Work instructions: Every line that holds the string "Ausgabenkategorien" is to be identified and copied.
+++ Excerpted records +++
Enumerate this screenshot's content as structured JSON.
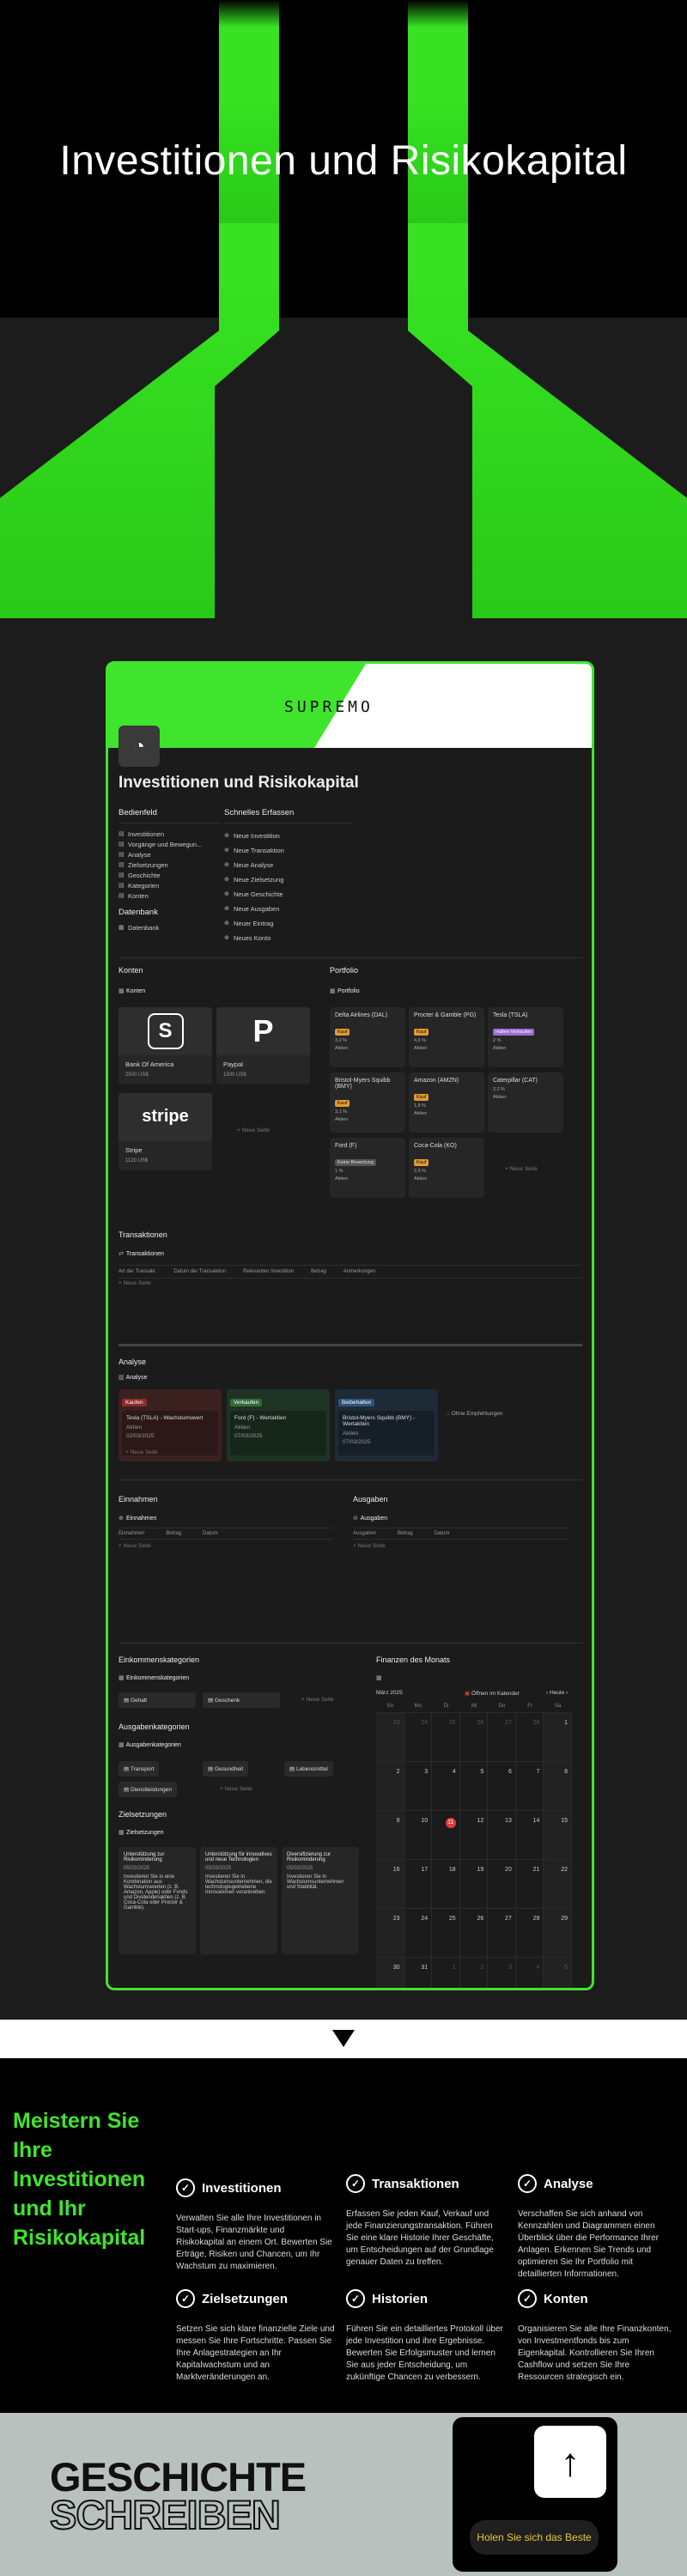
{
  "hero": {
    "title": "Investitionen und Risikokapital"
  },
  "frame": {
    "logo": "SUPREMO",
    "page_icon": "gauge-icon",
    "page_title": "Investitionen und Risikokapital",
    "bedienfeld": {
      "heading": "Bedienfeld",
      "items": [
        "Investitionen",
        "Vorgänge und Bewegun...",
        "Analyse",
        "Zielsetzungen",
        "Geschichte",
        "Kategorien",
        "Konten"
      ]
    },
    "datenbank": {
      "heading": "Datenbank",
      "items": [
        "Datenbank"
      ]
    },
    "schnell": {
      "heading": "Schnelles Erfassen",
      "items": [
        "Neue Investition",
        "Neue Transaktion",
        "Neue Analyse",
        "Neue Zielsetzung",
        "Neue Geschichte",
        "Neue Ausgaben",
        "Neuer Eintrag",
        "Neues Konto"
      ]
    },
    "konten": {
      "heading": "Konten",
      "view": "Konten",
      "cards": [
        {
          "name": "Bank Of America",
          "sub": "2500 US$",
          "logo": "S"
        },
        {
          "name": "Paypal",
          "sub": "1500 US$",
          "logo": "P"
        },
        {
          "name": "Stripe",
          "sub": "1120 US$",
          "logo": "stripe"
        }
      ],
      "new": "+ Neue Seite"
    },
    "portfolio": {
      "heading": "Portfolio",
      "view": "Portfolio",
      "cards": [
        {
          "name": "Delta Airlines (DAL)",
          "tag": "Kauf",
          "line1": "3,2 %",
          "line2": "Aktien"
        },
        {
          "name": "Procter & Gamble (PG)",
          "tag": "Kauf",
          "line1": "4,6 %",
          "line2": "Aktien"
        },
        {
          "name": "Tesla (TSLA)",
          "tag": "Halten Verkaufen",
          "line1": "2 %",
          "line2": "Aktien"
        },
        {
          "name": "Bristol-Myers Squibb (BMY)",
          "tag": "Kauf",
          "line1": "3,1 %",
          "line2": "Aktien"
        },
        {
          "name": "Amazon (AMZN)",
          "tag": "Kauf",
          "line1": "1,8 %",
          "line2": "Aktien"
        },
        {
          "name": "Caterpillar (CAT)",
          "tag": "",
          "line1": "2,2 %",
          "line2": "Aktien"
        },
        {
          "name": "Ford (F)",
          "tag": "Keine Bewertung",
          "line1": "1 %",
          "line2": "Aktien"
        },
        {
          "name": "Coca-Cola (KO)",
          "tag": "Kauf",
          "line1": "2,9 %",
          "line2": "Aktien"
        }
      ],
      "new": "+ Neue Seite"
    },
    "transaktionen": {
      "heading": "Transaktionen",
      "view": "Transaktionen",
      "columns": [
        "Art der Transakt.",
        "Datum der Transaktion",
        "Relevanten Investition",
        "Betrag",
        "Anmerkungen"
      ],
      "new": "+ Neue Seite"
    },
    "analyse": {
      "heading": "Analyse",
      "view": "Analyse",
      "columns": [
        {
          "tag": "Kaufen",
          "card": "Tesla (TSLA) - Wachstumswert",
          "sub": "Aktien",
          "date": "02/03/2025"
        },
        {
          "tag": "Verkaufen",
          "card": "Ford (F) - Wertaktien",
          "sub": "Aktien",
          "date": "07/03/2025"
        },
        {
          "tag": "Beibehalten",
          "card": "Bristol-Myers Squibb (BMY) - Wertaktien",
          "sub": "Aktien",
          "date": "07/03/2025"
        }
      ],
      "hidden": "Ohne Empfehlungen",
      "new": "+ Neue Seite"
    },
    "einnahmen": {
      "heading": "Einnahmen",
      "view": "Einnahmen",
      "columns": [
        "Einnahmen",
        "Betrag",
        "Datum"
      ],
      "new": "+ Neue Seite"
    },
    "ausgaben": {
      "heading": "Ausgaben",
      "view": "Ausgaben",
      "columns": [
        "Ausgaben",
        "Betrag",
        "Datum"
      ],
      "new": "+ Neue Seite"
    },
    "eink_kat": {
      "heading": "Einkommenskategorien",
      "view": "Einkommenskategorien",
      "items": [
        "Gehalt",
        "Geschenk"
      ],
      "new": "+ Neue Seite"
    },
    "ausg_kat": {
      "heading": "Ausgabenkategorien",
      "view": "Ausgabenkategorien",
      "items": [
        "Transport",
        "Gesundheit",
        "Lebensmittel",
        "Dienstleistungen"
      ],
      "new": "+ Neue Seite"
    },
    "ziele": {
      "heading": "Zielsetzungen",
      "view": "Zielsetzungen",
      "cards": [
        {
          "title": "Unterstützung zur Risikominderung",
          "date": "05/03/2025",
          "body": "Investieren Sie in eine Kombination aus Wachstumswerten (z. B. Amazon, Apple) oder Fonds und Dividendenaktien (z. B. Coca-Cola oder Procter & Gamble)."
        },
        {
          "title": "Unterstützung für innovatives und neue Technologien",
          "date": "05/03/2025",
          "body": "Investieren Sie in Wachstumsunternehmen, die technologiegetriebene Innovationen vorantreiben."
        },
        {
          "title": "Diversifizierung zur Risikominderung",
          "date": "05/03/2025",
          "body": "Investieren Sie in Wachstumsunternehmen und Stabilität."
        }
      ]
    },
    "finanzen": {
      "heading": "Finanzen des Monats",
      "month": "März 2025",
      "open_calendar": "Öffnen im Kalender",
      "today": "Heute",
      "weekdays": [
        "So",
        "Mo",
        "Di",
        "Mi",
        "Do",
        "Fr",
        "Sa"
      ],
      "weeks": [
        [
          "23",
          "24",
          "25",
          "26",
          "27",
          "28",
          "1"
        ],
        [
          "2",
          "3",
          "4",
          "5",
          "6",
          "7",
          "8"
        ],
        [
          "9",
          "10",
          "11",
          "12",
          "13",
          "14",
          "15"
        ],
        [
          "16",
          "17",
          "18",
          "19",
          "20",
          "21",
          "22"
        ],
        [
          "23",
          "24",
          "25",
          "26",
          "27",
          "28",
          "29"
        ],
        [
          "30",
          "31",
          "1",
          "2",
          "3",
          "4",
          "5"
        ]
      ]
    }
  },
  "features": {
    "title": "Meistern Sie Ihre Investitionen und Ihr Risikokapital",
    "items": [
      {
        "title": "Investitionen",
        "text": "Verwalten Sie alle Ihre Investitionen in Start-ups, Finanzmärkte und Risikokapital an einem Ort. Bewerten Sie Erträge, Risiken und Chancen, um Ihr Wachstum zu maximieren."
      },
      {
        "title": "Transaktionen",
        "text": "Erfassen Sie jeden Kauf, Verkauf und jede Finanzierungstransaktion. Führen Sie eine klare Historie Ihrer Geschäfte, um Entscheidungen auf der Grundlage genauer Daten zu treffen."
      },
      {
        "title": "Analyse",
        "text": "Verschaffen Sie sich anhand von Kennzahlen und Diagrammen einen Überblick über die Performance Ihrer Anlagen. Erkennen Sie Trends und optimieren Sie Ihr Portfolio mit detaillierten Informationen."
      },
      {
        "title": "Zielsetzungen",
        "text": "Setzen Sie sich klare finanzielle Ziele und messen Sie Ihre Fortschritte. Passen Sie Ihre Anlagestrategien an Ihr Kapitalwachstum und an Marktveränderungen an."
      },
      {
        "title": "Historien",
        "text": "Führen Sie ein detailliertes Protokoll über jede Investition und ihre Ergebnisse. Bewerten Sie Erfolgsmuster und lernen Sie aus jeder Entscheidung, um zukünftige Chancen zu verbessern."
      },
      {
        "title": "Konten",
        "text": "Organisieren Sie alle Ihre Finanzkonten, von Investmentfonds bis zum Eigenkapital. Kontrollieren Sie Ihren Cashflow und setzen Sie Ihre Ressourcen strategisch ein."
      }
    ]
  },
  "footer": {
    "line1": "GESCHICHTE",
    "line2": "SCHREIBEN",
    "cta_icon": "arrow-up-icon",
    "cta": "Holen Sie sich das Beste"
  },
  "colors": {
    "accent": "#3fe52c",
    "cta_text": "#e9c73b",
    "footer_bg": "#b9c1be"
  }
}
+++
+++ Excerpted records +++
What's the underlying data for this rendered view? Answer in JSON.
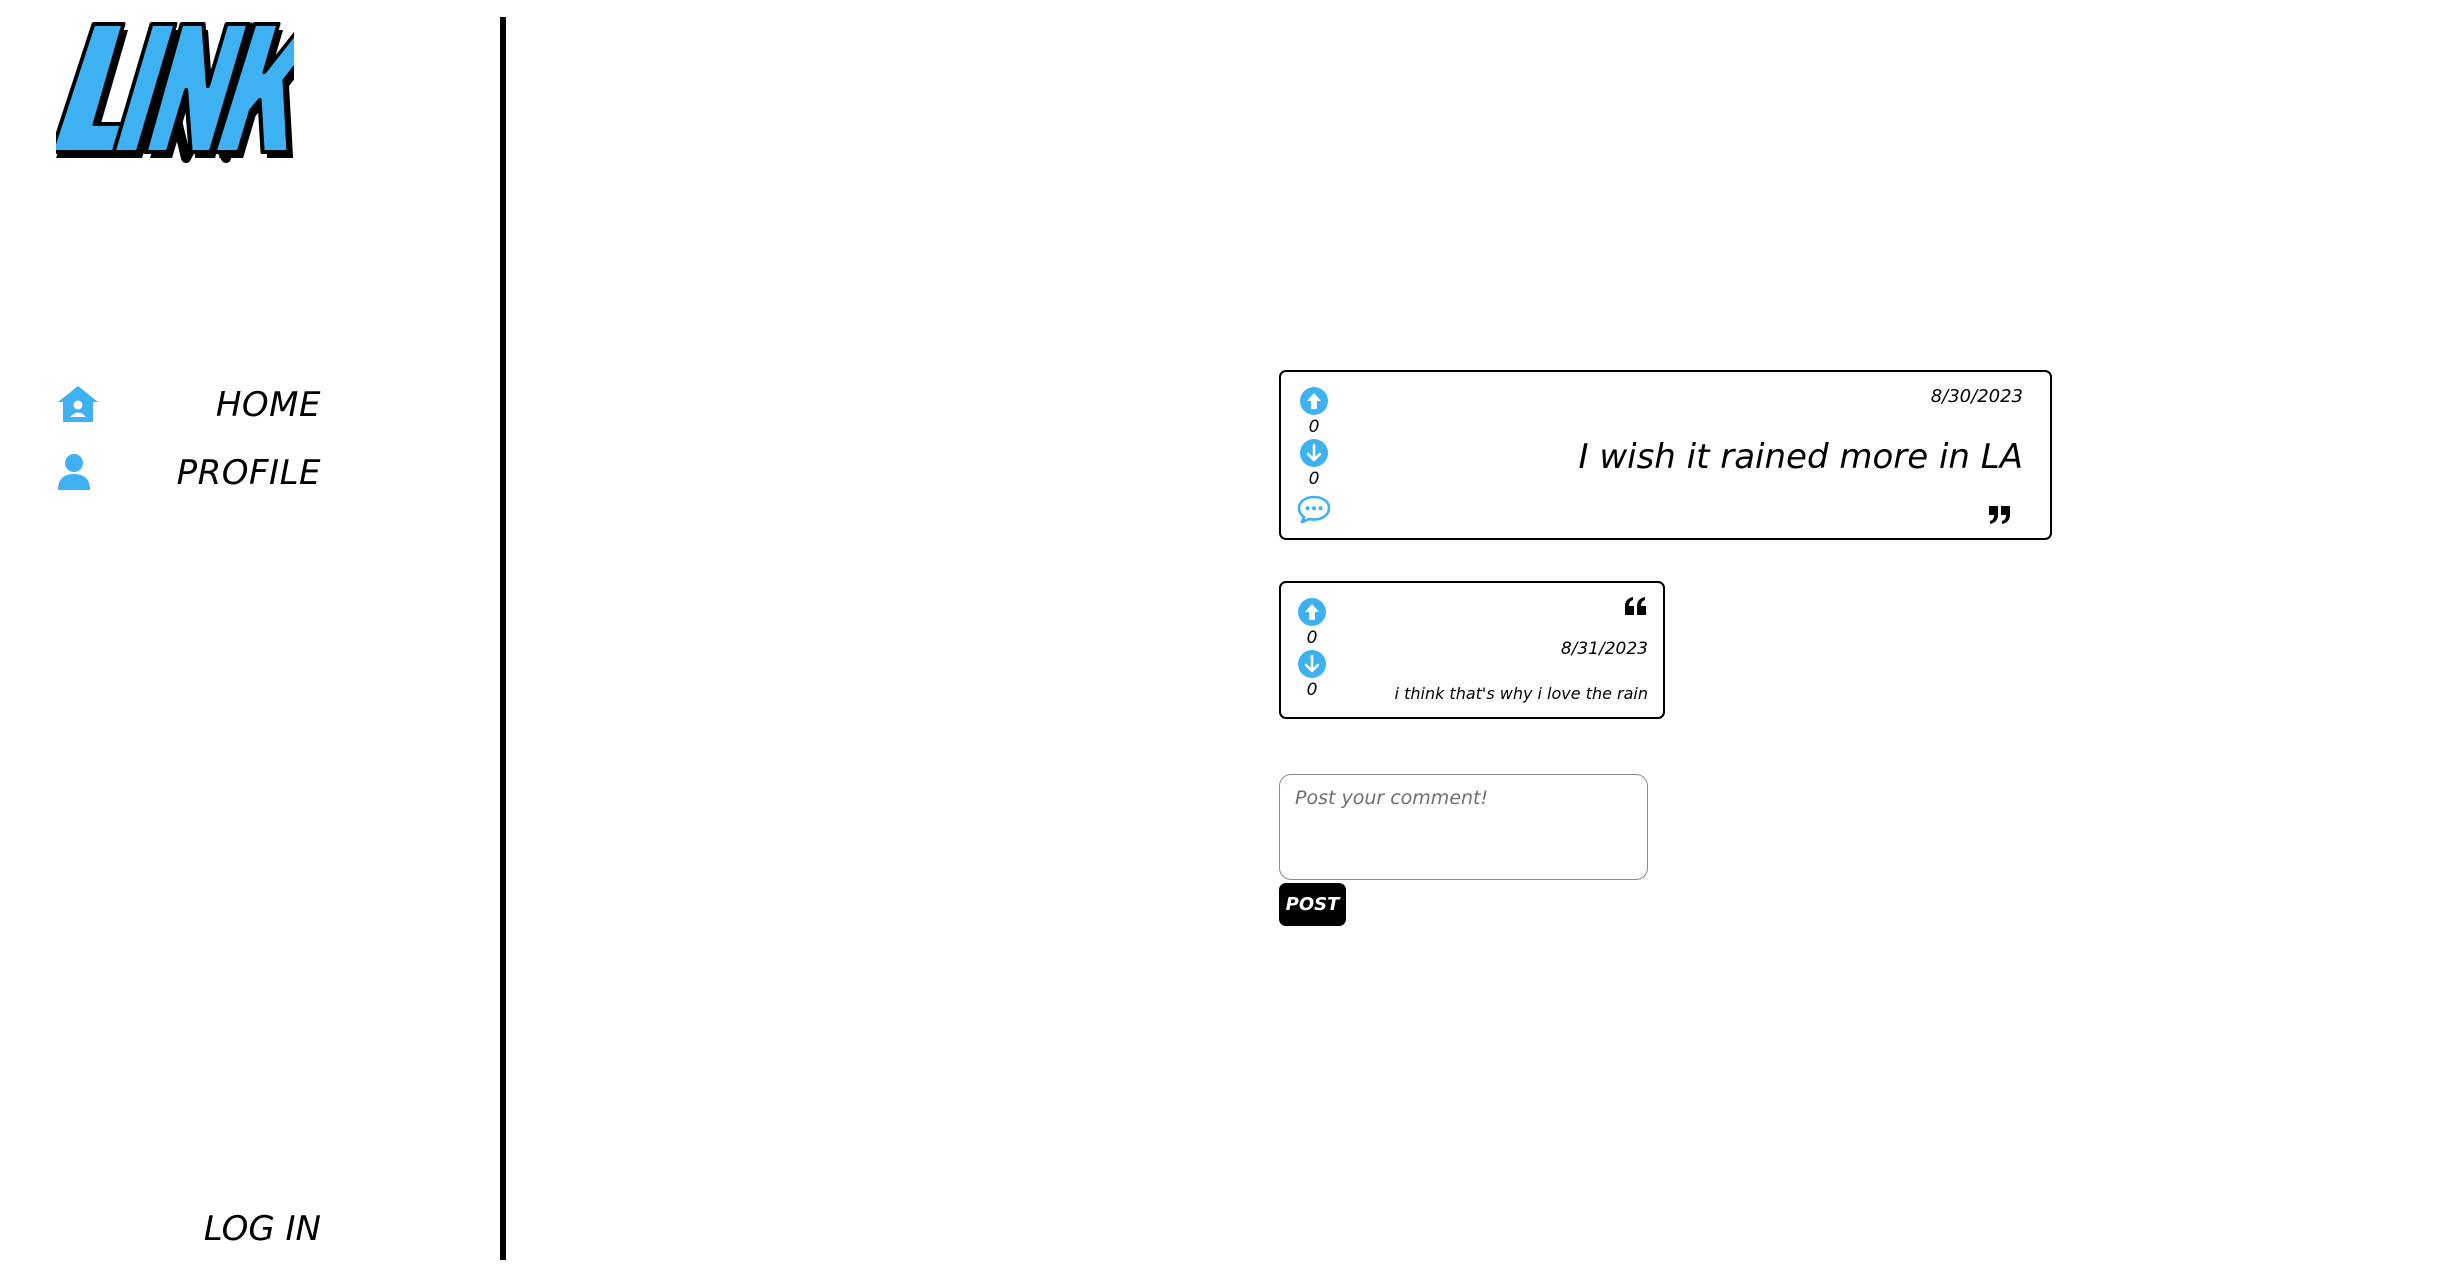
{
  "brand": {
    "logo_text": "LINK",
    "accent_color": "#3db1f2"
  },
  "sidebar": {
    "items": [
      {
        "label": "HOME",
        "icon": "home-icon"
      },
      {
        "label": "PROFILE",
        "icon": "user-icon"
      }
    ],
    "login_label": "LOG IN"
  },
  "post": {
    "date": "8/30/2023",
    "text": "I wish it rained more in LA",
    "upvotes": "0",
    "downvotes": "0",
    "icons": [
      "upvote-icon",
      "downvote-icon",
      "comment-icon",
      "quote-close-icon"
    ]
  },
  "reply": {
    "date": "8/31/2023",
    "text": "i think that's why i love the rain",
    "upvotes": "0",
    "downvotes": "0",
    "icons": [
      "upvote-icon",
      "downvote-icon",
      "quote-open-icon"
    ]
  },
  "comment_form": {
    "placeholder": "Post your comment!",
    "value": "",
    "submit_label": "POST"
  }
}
+++
+++ Excerpted records +++
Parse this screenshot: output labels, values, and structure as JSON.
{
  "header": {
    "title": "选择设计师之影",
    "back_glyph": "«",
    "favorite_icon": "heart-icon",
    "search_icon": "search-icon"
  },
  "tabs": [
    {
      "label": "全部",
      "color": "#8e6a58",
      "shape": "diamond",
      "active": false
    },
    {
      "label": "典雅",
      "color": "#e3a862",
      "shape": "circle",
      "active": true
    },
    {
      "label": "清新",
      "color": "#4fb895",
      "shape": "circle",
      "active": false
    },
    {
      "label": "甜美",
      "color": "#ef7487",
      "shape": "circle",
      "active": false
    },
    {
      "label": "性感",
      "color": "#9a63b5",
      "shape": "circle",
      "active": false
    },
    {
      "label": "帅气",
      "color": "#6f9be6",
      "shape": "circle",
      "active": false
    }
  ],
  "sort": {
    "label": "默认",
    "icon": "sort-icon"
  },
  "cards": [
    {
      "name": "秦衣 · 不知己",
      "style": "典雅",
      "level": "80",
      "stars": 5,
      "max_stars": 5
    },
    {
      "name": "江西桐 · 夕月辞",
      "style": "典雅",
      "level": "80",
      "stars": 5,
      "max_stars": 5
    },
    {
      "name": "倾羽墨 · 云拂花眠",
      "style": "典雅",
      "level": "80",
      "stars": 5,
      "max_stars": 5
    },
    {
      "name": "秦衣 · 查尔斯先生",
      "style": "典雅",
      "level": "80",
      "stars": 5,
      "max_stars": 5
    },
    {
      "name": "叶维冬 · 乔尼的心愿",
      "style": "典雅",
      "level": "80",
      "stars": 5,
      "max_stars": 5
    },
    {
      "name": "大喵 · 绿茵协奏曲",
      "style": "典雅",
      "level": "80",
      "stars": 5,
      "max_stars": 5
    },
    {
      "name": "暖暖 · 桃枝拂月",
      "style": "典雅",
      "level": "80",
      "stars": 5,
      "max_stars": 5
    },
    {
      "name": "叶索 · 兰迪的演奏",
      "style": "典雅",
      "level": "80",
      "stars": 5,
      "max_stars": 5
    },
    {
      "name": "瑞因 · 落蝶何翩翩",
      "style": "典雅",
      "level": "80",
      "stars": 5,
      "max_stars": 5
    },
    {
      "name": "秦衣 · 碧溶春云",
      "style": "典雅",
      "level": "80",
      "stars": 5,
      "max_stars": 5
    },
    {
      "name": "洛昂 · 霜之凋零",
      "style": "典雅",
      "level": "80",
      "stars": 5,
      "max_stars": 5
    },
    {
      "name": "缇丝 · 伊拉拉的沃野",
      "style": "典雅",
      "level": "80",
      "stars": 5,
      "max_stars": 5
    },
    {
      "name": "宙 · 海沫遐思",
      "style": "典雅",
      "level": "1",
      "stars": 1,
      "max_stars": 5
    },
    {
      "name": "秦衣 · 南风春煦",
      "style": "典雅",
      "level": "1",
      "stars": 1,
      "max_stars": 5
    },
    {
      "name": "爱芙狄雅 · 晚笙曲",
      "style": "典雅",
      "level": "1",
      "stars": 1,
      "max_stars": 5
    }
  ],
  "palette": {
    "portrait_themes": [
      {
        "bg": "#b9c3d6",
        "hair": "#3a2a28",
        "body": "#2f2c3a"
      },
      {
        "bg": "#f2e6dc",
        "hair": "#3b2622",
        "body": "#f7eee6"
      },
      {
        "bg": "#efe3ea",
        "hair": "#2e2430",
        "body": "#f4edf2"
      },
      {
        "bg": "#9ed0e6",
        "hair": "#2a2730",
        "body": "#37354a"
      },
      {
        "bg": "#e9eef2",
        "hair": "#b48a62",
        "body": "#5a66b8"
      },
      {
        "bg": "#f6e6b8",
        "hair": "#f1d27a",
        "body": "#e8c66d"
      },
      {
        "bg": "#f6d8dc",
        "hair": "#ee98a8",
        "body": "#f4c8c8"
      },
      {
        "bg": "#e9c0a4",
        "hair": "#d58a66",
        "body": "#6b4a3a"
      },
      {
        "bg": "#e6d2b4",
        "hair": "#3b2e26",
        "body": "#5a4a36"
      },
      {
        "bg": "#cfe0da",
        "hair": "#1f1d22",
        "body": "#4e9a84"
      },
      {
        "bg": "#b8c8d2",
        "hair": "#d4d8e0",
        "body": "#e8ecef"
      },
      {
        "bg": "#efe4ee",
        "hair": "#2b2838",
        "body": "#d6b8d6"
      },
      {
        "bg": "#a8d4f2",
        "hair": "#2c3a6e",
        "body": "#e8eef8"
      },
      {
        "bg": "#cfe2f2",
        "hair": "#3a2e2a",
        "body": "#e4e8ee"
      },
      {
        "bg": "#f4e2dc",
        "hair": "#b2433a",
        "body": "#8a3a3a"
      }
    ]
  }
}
+++
Completed exercise:
      "heading": "Ausgabenkategorien",
      "view": "Ausgabenkategorien",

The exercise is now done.